Alpharich Sdn Bhd (Co. No. 195882-U)


Lot 9681, Sublot 12 (3rd Floor)


Medan Setia Raja Commercial Centre


93350 Kuching, Sarawak … Plaintiff




Juara Serata Sdn Bhd (Co. No. 562614-T)


No. 21, Lot 5439, 2nd Floor Block 16 RH Plaza Jalan Lapangan Terbang


93250 Kuching, Sarawak . Defendant


decided by the Honourable Mr. Justice Datuk Linton Albert In the High Court at Kuching on the 5th day of May, 2011)








[1] This appeal concerned a claim by the respondent, Alpharich Sdn Bhd (“Alpharich”), as plaintiff in the High Court under a building contract for payment under an interim certificate and for additional works. The appellant/defendant, Juara Serata Sdn Bhd (“Juara”), counterclaimed for damages for defective workmanship and for making good the construction defects, and liquidated and ascertained damages for delay in the completion of the project. The High Court allowed Alpharich’s claim on the interim payment with interest thereon, but dismissed the claim for damages for additional works. Juara’s counterclaim was dismissed on all counts.


[2] We dismissed the appeal with costs by a unanimous decision. In our view, the High Court had properly appreciated the evidence and came to the correct findings on the facts and the law. The case was decided by the High Court mainly on issues of construction of the relevant clauses in the building contract, which we will elaborate below.


[3] Essentially, this was a case where the Court was of the view that it would be incorrect to rewrite the bargain between the parties. They were held to their bargain as expressed in the building contract. In brief, the dispute between the parties concerned the effect on the validity of an interim certificate, the role of the Architect as certifier and contract administrator, and contractual mechanism to resolve the dispute touching on the validity of the interim certificate and/or any set-off for defective works and repairs, that can be claimed by the employer




against the contractor to challenge the amount certified by the Architect in the interim certificate for payment.


[4] On the facts of this case, the Architect was appointed by Alpharich.

**WRITTEN REQUEST**
In the court judgment, how did the appeal court decide the appeal? The records have no connection to the court judgment above.

**LISTING**

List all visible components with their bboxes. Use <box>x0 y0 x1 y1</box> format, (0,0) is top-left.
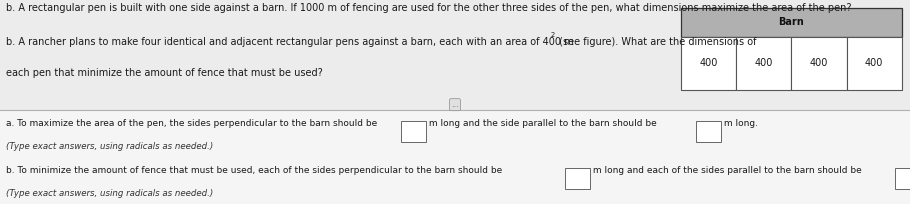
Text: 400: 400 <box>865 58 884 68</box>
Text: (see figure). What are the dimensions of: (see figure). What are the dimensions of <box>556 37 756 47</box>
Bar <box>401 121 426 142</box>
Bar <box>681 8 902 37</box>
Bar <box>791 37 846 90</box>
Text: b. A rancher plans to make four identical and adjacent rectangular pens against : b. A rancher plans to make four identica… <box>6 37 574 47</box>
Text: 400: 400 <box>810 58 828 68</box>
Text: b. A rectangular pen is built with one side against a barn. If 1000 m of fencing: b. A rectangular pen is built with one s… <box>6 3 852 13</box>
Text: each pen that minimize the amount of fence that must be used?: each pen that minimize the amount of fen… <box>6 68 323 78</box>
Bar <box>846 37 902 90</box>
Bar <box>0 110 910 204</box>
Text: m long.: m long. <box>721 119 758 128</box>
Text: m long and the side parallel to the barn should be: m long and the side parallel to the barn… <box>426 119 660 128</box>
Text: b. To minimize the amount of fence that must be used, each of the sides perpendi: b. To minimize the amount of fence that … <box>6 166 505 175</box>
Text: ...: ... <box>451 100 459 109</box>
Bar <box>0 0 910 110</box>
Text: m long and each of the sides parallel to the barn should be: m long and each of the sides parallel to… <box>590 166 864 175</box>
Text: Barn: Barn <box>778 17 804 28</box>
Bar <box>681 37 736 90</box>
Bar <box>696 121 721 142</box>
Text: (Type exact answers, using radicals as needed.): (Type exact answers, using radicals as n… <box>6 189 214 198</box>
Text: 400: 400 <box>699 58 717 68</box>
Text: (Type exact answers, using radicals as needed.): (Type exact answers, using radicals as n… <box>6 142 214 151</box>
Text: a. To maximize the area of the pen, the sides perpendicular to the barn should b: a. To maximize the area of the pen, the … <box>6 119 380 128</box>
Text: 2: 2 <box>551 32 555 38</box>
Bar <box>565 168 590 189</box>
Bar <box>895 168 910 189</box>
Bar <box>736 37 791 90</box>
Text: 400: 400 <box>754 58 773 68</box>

---

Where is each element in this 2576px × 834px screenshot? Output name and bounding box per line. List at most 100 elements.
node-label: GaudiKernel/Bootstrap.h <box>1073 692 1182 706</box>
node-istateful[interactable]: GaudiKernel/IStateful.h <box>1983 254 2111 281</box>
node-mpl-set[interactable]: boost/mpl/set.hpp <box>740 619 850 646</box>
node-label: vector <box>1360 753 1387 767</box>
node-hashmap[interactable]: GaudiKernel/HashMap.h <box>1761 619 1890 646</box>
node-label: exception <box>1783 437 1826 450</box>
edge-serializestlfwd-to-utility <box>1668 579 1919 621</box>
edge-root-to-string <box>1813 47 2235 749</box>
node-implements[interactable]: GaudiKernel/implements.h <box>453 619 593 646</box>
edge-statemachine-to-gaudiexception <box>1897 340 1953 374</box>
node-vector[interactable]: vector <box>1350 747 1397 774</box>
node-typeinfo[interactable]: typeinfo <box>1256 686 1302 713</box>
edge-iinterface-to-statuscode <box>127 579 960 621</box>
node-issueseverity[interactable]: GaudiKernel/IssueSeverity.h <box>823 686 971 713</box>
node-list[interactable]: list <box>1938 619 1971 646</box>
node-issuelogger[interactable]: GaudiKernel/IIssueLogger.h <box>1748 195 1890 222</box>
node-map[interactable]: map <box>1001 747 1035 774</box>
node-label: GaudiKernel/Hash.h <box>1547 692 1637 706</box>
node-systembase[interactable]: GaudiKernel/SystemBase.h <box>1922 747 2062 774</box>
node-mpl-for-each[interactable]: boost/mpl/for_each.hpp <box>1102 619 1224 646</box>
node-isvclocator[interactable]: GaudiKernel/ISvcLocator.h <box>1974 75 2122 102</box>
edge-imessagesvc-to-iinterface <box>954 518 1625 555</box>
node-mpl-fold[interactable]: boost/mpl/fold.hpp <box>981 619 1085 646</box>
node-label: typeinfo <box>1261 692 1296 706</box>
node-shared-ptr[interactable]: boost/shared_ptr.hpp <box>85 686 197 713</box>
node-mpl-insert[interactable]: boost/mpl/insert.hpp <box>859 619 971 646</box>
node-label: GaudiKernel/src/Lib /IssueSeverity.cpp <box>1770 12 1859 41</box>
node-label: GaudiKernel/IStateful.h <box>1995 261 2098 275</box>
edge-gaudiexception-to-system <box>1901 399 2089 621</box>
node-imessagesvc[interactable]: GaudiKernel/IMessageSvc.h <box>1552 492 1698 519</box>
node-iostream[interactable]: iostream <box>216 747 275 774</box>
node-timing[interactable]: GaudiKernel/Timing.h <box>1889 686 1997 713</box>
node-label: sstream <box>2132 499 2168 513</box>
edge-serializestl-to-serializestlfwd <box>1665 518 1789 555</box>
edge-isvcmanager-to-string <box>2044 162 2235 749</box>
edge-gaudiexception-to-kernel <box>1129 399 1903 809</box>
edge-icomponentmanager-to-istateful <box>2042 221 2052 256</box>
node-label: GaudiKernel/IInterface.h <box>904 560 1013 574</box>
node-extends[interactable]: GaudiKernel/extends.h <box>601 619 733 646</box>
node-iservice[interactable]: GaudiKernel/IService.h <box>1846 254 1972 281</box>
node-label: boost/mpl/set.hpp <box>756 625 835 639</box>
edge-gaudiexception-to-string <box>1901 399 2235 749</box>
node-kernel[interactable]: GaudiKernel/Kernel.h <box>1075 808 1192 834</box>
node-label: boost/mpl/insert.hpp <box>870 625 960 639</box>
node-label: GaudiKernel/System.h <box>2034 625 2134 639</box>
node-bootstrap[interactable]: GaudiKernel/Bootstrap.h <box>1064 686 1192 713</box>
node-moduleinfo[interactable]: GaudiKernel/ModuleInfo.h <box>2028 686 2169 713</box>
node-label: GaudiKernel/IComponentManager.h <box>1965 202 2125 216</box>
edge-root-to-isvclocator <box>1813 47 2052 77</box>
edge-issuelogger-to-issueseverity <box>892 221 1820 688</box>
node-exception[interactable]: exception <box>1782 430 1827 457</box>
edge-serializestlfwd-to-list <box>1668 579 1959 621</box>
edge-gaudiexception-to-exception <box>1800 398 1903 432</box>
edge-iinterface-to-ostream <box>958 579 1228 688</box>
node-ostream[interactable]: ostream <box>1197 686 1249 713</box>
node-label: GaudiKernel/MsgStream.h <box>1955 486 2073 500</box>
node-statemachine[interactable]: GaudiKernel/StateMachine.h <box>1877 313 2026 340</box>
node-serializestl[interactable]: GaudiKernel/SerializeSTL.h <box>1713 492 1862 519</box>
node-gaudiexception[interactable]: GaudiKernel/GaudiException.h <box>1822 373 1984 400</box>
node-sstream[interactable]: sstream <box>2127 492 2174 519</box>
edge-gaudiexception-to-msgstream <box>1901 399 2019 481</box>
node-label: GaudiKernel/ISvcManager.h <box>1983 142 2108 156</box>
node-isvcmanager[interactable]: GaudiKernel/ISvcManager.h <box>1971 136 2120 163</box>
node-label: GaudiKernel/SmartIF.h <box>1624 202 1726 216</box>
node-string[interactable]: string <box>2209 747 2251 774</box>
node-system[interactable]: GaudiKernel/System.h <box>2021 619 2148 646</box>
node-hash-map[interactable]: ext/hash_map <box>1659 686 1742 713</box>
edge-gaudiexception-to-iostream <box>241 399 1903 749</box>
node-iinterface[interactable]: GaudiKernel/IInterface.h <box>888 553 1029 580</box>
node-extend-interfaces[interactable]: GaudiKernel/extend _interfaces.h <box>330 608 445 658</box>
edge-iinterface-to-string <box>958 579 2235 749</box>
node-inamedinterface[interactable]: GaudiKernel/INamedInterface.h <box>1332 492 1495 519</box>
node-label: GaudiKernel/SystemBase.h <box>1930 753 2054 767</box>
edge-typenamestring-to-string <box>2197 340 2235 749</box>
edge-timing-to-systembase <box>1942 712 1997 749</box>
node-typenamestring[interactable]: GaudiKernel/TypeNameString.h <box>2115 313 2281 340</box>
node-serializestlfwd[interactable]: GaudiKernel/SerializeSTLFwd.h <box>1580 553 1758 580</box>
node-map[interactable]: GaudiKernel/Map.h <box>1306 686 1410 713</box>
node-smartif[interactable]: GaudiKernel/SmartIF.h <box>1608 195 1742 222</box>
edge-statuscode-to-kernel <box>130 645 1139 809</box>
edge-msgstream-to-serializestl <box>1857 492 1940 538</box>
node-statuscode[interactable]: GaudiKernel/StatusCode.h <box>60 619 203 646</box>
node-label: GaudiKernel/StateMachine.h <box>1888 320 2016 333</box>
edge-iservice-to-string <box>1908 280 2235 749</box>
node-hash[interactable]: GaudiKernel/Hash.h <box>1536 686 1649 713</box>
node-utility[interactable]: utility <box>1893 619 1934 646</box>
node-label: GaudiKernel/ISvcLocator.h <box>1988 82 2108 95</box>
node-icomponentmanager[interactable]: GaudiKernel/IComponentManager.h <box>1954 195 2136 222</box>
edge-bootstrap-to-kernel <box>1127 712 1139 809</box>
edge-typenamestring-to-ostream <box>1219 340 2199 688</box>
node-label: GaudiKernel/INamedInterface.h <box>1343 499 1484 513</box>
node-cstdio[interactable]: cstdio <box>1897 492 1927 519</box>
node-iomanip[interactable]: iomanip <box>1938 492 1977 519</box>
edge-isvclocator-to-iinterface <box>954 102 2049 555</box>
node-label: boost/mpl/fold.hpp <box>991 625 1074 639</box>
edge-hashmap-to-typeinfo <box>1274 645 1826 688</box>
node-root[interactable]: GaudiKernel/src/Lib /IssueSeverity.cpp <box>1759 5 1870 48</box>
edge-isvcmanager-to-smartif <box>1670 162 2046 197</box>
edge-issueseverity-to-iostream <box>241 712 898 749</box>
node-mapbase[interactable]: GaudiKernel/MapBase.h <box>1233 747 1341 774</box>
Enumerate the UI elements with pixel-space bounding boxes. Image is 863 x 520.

**ANSWER FOR THE TASK**
It dismissed the appeal with costs by a unanimous decision.